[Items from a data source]
┌──

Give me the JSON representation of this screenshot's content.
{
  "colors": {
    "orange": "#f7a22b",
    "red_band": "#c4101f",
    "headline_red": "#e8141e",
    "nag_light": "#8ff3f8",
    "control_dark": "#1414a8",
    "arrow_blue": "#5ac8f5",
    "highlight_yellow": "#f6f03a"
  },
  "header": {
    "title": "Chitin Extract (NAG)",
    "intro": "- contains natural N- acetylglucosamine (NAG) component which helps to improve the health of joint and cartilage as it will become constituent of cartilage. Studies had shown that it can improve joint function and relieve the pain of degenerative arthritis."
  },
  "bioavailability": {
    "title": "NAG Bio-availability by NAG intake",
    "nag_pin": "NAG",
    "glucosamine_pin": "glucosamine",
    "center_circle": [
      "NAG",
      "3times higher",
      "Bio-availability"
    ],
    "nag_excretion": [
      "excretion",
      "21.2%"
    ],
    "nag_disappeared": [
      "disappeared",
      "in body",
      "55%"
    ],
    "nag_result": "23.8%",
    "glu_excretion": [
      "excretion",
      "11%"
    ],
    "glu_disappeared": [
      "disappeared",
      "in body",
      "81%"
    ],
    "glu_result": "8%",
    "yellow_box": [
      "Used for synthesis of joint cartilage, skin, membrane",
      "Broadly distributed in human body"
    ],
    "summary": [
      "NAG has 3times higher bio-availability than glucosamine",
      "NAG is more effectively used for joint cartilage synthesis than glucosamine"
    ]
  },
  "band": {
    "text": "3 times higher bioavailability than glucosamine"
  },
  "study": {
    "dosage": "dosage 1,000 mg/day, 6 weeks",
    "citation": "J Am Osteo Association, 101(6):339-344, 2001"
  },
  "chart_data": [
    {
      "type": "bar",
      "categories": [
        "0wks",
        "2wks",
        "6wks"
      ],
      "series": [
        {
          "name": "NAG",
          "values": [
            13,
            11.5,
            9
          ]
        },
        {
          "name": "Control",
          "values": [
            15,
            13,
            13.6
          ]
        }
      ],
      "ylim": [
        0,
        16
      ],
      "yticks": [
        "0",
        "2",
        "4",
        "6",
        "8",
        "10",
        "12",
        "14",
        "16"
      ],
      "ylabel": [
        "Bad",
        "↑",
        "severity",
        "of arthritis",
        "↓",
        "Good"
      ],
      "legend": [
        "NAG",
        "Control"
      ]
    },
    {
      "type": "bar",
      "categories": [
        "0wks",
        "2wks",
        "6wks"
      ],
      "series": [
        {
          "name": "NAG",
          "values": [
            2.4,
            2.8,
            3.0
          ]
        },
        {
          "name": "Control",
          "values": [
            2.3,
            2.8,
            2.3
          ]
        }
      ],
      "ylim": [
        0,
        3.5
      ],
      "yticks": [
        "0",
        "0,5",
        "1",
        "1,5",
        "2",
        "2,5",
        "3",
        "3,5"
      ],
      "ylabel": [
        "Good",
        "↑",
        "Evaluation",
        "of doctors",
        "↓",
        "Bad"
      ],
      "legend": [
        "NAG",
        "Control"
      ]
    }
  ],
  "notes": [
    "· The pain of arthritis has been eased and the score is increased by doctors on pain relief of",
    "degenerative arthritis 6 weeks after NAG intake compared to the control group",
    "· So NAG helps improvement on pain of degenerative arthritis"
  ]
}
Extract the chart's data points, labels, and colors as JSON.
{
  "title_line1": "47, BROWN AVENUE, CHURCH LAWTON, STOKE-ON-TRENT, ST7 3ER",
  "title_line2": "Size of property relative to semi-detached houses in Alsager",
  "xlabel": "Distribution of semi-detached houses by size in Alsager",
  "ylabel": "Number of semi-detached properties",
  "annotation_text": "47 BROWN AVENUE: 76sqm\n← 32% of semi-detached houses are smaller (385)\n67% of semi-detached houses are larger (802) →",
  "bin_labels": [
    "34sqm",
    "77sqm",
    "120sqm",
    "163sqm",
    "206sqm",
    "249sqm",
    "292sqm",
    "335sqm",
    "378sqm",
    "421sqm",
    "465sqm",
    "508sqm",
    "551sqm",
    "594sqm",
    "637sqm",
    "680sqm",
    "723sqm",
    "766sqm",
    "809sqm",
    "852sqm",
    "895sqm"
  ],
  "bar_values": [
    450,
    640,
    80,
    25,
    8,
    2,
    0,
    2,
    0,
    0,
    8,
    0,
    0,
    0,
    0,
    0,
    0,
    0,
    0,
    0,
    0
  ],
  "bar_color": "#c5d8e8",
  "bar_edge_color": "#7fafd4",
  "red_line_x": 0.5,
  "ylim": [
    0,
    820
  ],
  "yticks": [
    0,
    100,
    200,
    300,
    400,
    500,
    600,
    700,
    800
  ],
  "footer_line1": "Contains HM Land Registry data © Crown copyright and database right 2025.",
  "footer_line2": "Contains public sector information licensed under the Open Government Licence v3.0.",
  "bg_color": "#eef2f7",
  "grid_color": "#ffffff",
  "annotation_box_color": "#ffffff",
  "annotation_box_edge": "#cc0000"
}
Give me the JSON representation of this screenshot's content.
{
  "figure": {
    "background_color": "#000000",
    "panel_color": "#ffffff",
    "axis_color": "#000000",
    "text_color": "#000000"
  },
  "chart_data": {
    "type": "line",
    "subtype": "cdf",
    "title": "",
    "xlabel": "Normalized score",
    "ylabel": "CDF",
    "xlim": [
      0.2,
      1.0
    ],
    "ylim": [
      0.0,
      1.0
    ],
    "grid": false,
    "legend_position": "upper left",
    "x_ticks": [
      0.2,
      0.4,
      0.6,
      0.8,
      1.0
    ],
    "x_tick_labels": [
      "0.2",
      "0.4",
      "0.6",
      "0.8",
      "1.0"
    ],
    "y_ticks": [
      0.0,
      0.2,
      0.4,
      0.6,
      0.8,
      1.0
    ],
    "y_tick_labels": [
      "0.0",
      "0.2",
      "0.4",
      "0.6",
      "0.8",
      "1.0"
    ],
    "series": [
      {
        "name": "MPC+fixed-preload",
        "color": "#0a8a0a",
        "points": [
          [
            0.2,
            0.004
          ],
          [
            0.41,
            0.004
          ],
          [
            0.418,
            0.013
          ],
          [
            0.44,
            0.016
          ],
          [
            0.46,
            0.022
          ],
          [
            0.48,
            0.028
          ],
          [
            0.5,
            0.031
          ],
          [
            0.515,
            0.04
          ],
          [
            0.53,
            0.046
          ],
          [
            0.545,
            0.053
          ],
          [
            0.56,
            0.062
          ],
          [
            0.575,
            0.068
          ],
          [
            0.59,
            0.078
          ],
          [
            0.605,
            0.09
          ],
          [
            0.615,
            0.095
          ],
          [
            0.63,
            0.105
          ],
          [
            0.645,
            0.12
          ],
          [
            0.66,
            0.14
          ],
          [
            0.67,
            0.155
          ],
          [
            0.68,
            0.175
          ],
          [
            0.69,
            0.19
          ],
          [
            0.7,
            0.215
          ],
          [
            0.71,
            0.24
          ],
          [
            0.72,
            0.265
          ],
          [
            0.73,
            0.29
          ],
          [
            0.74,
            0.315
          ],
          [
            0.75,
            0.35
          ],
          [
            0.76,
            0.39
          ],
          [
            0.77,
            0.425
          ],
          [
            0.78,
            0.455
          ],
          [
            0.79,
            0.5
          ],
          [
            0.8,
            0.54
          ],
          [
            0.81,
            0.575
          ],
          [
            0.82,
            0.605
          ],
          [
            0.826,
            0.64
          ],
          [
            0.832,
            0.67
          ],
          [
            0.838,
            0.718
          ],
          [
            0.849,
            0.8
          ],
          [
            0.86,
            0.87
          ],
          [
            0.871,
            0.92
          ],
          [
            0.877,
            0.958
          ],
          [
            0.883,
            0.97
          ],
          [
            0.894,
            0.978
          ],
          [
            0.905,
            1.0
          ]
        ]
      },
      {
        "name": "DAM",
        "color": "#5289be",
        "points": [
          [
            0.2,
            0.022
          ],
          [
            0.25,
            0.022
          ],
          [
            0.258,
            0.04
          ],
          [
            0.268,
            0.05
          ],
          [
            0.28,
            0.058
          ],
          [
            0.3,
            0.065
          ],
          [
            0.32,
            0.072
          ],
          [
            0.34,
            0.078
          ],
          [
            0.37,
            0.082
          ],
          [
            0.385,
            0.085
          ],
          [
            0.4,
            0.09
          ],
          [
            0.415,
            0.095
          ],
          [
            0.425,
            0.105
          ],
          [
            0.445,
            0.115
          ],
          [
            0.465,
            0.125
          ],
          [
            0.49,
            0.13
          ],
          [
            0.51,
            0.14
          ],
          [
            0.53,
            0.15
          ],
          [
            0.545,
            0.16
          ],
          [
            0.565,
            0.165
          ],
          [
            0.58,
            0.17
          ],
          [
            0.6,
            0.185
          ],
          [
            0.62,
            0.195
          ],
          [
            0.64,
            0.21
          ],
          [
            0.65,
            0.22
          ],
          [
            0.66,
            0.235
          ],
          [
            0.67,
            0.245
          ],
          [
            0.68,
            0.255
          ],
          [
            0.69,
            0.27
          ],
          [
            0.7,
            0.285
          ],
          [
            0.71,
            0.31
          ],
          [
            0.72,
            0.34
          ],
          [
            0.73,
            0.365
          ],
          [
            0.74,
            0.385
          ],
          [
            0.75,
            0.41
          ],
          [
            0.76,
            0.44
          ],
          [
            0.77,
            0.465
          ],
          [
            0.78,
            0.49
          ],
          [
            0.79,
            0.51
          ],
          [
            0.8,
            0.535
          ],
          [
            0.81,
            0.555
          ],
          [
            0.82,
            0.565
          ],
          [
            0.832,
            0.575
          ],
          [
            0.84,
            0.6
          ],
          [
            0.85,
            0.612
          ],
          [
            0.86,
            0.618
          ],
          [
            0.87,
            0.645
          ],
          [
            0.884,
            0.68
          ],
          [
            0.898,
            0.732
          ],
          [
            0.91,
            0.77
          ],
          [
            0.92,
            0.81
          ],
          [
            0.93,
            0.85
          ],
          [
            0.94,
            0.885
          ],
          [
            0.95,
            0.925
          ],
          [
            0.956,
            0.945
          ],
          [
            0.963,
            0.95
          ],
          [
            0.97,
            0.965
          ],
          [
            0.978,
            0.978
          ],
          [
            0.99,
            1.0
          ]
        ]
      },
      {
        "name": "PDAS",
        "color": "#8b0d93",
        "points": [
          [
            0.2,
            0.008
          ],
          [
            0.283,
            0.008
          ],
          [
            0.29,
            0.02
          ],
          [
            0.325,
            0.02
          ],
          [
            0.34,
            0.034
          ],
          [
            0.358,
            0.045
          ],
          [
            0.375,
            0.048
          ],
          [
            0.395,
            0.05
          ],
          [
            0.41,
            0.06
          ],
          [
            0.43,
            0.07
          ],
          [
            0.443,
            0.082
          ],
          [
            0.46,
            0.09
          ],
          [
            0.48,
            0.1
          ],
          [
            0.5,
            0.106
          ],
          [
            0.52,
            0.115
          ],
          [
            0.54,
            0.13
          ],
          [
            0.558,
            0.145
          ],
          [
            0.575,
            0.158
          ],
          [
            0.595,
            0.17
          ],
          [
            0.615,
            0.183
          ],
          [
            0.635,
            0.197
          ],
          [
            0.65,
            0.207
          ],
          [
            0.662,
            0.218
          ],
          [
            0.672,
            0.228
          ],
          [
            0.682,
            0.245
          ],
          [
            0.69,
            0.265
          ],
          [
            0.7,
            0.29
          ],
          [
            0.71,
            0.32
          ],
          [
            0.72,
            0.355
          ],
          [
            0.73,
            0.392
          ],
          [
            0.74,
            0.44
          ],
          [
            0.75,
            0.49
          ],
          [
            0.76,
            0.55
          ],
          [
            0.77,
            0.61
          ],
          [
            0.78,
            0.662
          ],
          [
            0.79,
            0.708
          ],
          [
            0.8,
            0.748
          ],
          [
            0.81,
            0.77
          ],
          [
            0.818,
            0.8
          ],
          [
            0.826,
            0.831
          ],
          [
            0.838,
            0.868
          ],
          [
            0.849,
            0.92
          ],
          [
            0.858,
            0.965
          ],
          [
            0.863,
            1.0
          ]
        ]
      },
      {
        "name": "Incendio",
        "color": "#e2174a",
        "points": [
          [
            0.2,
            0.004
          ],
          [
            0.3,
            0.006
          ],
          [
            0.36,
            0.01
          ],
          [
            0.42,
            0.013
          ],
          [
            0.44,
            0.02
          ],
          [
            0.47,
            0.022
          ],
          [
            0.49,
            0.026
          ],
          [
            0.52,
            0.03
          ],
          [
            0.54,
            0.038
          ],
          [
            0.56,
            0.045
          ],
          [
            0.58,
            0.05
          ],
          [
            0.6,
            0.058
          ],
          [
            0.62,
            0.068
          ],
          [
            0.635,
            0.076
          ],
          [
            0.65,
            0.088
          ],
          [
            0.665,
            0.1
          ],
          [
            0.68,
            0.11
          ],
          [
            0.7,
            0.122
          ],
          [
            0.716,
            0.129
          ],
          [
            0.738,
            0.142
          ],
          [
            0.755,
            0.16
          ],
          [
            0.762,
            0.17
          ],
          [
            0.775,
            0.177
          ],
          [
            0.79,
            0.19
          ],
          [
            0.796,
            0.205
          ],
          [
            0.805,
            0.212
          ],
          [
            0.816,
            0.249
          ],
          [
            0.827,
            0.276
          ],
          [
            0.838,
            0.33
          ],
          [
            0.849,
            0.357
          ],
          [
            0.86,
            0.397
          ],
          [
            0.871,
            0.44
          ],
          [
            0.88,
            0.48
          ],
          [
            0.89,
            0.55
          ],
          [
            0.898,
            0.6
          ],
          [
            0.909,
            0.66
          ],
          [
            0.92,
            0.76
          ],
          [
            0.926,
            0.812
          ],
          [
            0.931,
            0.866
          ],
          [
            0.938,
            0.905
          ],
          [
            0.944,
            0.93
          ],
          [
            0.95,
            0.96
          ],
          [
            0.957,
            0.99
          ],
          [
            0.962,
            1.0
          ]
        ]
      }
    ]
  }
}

└──

*Directions for this task:*
Return each line of the listing that holds the string "BROWN".

*Exercise result:*
  "title_line1": "47, BROWN AVENUE, CHURCH LAWTON, STOKE-ON-TRENT, ST7 3ER",
  "annotation_text": "47 BROWN AVENUE: 76sqm\n← 32% of semi-detached houses are smaller (385)\n67% of semi-detached houses are larger (802) →",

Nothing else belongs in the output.